__DO THIS__: Reproduce the records below in full and word for word, excluding pictures.

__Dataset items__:
-- START --

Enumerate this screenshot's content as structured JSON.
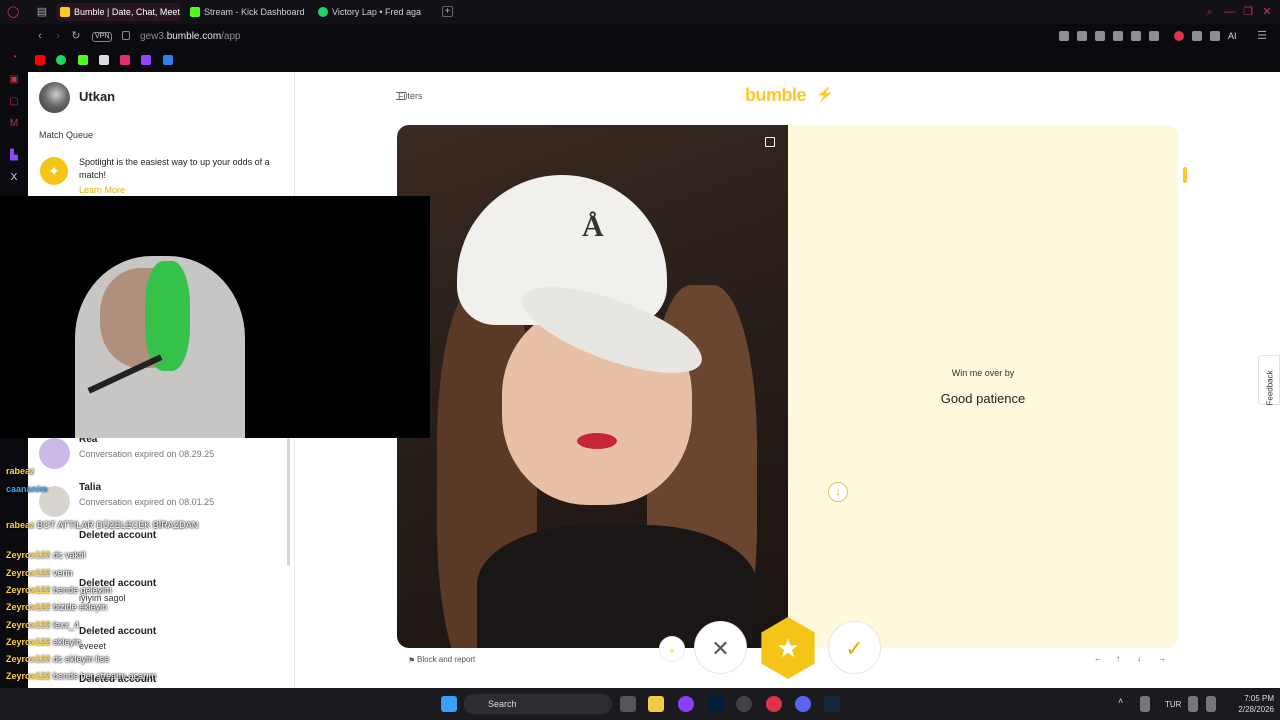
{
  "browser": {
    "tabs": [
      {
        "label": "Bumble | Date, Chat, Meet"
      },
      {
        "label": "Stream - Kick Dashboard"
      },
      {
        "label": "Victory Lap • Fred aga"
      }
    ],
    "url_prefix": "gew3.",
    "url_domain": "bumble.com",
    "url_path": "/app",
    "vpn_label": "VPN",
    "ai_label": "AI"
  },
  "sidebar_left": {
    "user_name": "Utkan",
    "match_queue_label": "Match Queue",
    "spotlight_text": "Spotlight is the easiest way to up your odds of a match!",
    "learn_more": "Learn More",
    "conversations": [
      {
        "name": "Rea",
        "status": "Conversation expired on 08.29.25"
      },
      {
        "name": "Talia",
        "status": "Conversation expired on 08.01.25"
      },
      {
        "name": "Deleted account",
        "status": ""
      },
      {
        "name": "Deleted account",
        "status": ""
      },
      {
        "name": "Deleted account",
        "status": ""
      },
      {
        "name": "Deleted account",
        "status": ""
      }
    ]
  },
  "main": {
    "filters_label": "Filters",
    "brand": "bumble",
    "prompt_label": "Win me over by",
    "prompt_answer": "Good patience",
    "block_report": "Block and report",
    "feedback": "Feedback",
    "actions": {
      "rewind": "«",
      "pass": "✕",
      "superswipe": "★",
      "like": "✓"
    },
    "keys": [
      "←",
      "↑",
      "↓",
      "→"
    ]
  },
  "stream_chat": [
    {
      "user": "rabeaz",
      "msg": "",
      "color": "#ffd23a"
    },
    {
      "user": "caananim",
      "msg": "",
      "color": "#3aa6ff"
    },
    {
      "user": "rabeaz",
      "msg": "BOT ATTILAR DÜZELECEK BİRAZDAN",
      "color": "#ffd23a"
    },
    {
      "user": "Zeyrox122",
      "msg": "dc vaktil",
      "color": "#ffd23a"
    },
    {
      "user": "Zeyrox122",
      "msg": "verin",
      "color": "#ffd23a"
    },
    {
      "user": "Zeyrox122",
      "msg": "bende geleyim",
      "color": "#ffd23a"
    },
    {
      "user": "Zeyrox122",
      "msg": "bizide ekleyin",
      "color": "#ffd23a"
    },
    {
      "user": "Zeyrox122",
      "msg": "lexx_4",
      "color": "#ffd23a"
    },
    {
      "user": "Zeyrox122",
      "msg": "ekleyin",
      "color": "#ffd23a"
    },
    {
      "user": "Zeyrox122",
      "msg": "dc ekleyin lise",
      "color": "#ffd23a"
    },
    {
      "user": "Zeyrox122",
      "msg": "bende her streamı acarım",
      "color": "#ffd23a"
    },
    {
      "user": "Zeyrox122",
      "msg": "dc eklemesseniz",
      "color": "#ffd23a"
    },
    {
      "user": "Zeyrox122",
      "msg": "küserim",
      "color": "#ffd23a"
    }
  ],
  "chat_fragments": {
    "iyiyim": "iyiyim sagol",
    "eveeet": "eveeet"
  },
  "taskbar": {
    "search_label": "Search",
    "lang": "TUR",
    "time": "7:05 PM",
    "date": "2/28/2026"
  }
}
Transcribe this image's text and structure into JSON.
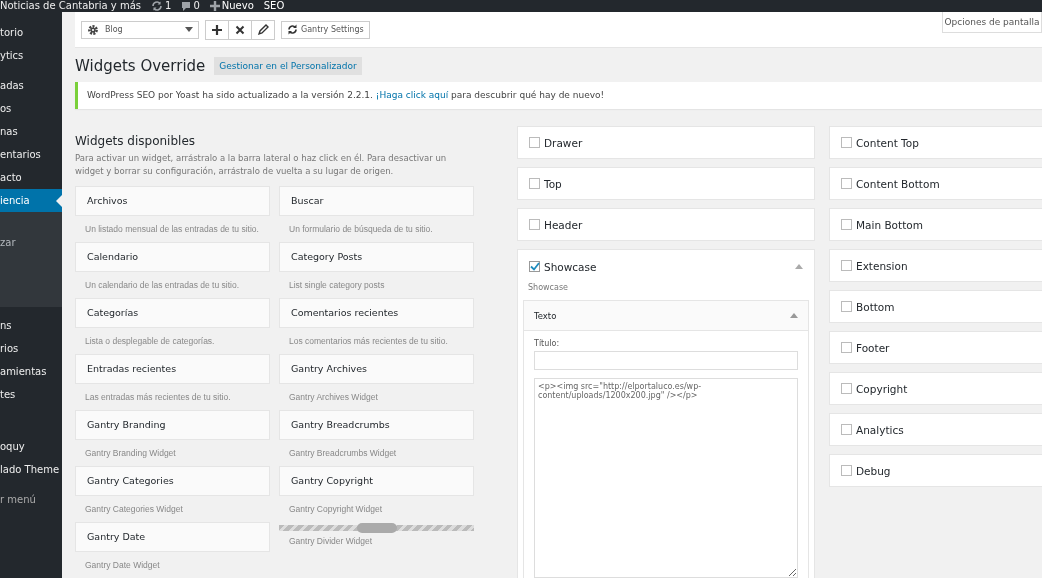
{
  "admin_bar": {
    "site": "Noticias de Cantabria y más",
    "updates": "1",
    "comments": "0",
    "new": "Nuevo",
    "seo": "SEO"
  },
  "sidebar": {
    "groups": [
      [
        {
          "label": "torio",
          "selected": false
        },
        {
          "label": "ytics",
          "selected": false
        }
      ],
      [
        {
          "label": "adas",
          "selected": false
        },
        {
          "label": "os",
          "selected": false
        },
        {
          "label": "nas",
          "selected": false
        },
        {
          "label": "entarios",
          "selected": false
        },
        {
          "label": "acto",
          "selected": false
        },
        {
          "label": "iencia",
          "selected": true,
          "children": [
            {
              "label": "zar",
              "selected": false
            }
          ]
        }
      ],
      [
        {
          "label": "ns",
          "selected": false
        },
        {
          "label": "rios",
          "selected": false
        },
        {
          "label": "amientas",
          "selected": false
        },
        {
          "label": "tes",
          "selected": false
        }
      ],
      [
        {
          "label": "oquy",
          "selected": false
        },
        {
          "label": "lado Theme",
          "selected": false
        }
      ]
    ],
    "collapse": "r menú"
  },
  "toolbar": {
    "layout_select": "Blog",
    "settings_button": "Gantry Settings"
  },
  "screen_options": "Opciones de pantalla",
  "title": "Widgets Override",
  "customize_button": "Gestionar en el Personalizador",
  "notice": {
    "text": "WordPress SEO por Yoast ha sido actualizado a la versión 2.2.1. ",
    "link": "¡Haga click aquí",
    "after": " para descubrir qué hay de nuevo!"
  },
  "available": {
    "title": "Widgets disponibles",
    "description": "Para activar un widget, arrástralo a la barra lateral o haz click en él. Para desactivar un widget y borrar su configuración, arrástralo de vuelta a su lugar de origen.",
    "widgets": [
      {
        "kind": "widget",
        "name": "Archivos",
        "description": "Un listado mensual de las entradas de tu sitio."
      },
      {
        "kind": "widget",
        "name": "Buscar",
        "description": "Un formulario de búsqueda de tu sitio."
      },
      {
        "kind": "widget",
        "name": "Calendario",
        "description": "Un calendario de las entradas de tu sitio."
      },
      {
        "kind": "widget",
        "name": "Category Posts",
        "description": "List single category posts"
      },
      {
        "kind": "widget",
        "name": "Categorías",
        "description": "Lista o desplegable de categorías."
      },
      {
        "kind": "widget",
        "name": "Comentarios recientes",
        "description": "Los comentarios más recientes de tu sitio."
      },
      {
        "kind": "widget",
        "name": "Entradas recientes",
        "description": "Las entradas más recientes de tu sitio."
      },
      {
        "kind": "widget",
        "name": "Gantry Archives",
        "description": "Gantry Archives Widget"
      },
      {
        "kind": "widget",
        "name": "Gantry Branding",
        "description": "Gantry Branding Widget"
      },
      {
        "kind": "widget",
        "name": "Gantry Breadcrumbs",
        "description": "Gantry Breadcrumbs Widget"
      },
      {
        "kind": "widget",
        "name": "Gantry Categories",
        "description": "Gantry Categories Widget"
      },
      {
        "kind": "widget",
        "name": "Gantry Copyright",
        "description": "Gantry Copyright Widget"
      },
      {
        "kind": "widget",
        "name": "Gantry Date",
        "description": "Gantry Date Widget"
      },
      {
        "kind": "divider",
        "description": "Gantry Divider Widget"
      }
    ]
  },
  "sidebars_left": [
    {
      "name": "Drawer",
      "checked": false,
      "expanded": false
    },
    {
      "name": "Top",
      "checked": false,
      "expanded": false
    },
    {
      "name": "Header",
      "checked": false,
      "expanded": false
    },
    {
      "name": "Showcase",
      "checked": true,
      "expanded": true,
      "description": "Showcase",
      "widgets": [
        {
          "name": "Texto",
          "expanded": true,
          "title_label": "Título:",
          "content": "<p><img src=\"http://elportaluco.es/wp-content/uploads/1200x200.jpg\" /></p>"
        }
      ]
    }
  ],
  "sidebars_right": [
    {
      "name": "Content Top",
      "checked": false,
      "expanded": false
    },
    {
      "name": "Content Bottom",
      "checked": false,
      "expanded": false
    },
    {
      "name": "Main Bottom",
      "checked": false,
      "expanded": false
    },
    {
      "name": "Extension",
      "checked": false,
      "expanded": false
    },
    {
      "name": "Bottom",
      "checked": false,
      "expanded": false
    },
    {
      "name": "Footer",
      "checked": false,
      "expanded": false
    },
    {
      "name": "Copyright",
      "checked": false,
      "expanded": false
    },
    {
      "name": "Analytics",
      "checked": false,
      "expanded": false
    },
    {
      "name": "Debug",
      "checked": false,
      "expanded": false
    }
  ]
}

-- END --

__COMPLETE RESPONSE__:
Enumerate this screenshot's content as structured JSON.
{
  "browser": {
    "tabs": [
      {
        "label": "Bumble | Date, Chat, Meet"
      },
      {
        "label": "Stream - Kick Dashboard"
      },
      {
        "label": "Victory Lap • Fred aga"
      }
    ],
    "url_prefix": "gew3.",
    "url_domain": "bumble.com",
    "url_path": "/app",
    "vpn_label": "VPN",
    "ai_label": "AI"
  },
  "sidebar_left": {
    "user_name": "Utkan",
    "match_queue_label": "Match Queue",
    "spotlight_text": "Spotlight is the easiest way to up your odds of a match!",
    "learn_more": "Learn More",
    "conversations": [
      {
        "name": "Rea",
        "status": "Conversation expired on 08.29.25"
      },
      {
        "name": "Talia",
        "status": "Conversation expired on 08.01.25"
      },
      {
        "name": "Deleted account",
        "status": ""
      },
      {
        "name": "Deleted account",
        "status": ""
      },
      {
        "name": "Deleted account",
        "status": ""
      },
      {
        "name": "Deleted account",
        "status": ""
      }
    ]
  },
  "main": {
    "filters_label": "Filters",
    "brand": "bumble",
    "prompt_label": "Win me over by",
    "prompt_answer": "Good patience",
    "block_report": "Block and report",
    "feedback": "Feedback",
    "actions": {
      "rewind": "«",
      "pass": "✕",
      "superswipe": "★",
      "like": "✓"
    },
    "keys": [
      "←",
      "↑",
      "↓",
      "→"
    ]
  },
  "stream_chat": [
    {
      "user": "rabeaz",
      "msg": "",
      "color": "#ffd23a"
    },
    {
      "user": "caananim",
      "msg": "",
      "color": "#3aa6ff"
    },
    {
      "user": "rabeaz",
      "msg": "BOT ATTILAR DÜZELECEK BİRAZDAN",
      "color": "#ffd23a"
    },
    {
      "user": "Zeyrox122",
      "msg": "dc vaktil",
      "color": "#ffd23a"
    },
    {
      "user": "Zeyrox122",
      "msg": "verin",
      "color": "#ffd23a"
    },
    {
      "user": "Zeyrox122",
      "msg": "bende geleyim",
      "color": "#ffd23a"
    },
    {
      "user": "Zeyrox122",
      "msg": "bizide ekleyin",
      "color": "#ffd23a"
    },
    {
      "user": "Zeyrox122",
      "msg": "lexx_4",
      "color": "#ffd23a"
    },
    {
      "user": "Zeyrox122",
      "msg": "ekleyin",
      "color": "#ffd23a"
    },
    {
      "user": "Zeyrox122",
      "msg": "dc ekleyin lise",
      "color": "#ffd23a"
    },
    {
      "user": "Zeyrox122",
      "msg": "bende her streamı acarım",
      "color": "#ffd23a"
    },
    {
      "user": "Zeyrox122",
      "msg": "dc eklemesseniz",
      "color": "#ffd23a"
    },
    {
      "user": "Zeyrox122",
      "msg": "küserim",
      "color": "#ffd23a"
    }
  ],
  "chat_fragments": {
    "iyiyim": "iyiyim sagol",
    "eveeet": "eveeet"
  },
  "taskbar": {
    "search_label": "Search",
    "lang": "TUR",
    "time": "7:05 PM",
    "date": "2/28/2026"
  }
}
Transcribe this image's text and structure into JSON.
{
  "admin_bar": {
    "site": "Noticias de Cantabria y más",
    "updates": "1",
    "comments": "0",
    "new": "Nuevo",
    "seo": "SEO"
  },
  "sidebar": {
    "groups": [
      [
        {
          "label": "torio",
          "selected": false
        },
        {
          "label": "ytics",
          "selected": false
        }
      ],
      [
        {
          "label": "adas",
          "selected": false
        },
        {
          "label": "os",
          "selected": false
        },
        {
          "label": "nas",
          "selected": false
        },
        {
          "label": "entarios",
          "selected": false
        },
        {
          "label": "acto",
          "selected": false
        },
        {
          "label": "iencia",
          "selected": true,
          "children": [
            {
              "label": "zar",
              "selected": false
            }
          ]
        }
      ],
      [
        {
          "label": "ns",
          "selected": false
        },
        {
          "label": "rios",
          "selected": false
        },
        {
          "label": "amientas",
          "selected": false
        },
        {
          "label": "tes",
          "selected": false
        }
      ],
      [
        {
          "label": "oquy",
          "selected": false
        },
        {
          "label": "lado Theme",
          "selected": false
        }
      ]
    ],
    "collapse": "r menú"
  },
  "toolbar": {
    "layout_select": "Blog",
    "settings_button": "Gantry Settings"
  },
  "screen_options": "Opciones de pantalla",
  "title": "Widgets Override",
  "customize_button": "Gestionar en el Personalizador",
  "notice": {
    "text": "WordPress SEO por Yoast ha sido actualizado a la versión 2.2.1. ",
    "link": "¡Haga click aquí",
    "after": " para descubrir qué hay de nuevo!"
  },
  "available": {
    "title": "Widgets disponibles",
    "description": "Para activar un widget, arrástralo a la barra lateral o haz click en él. Para desactivar un widget y borrar su configuración, arrástralo de vuelta a su lugar de origen.",
    "widgets": [
      {
        "kind": "widget",
        "name": "Archivos",
        "description": "Un listado mensual de las entradas de tu sitio."
      },
      {
        "kind": "widget",
        "name": "Buscar",
        "description": "Un formulario de búsqueda de tu sitio."
      },
      {
        "kind": "widget",
        "name": "Calendario",
        "description": "Un calendario de las entradas de tu sitio."
      },
      {
        "kind": "widget",
        "name": "Category Posts",
        "description": "List single category posts"
      },
      {
        "kind": "widget",
        "name": "Categorías",
        "description": "Lista o desplegable de categorías."
      },
      {
        "kind": "widget",
        "name": "Comentarios recientes",
        "description": "Los comentarios más recientes de tu sitio."
      },
      {
        "kind": "widget",
        "name": "Entradas recientes",
        "description": "Las entradas más recientes de tu sitio."
      },
      {
        "kind": "widget",
        "name": "Gantry Archives",
        "description": "Gantry Archives Widget"
      },
      {
        "kind": "widget",
        "name": "Gantry Branding",
        "description": "Gantry Branding Widget"
      },
      {
        "kind": "widget",
        "name": "Gantry Breadcrumbs",
        "description": "Gantry Breadcrumbs Widget"
      },
      {
        "kind": "widget",
        "name": "Gantry Categories",
        "description": "Gantry Categories Widget"
      },
      {
        "kind": "widget",
        "name": "Gantry Copyright",
        "description": "Gantry Copyright Widget"
      },
      {
        "kind": "widget",
        "name": "Gantry Date",
        "description": "Gantry Date Widget"
      },
      {
        "kind": "divider",
        "description": "Gantry Divider Widget"
      }
    ]
  },
  "sidebars_left": [
    {
      "name": "Drawer",
      "checked": false,
      "expanded": false
    },
    {
      "name": "Top",
      "checked": false,
      "expanded": false
    },
    {
      "name": "Header",
      "checked": false,
      "expanded": false
    },
    {
      "name": "Showcase",
      "checked": true,
      "expanded": true,
      "description": "Showcase",
      "widgets": [
        {
          "name": "Texto",
          "expanded": true,
          "title_label": "Título:",
          "content": "<p><img src=\"http://elportaluco.es/wp-content/uploads/1200x200.jpg\" /></p>"
        }
      ]
    }
  ],
  "sidebars_right": [
    {
      "name": "Content Top",
      "checked": false,
      "expanded": false
    },
    {
      "name": "Content Bottom",
      "checked": false,
      "expanded": false
    },
    {
      "name": "Main Bottom",
      "checked": false,
      "expanded": false
    },
    {
      "name": "Extension",
      "checked": false,
      "expanded": false
    },
    {
      "name": "Bottom",
      "checked": false,
      "expanded": false
    },
    {
      "name": "Footer",
      "checked": false,
      "expanded": false
    },
    {
      "name": "Copyright",
      "checked": false,
      "expanded": false
    },
    {
      "name": "Analytics",
      "checked": false,
      "expanded": false
    },
    {
      "name": "Debug",
      "checked": false,
      "expanded": false
    }
  ]
}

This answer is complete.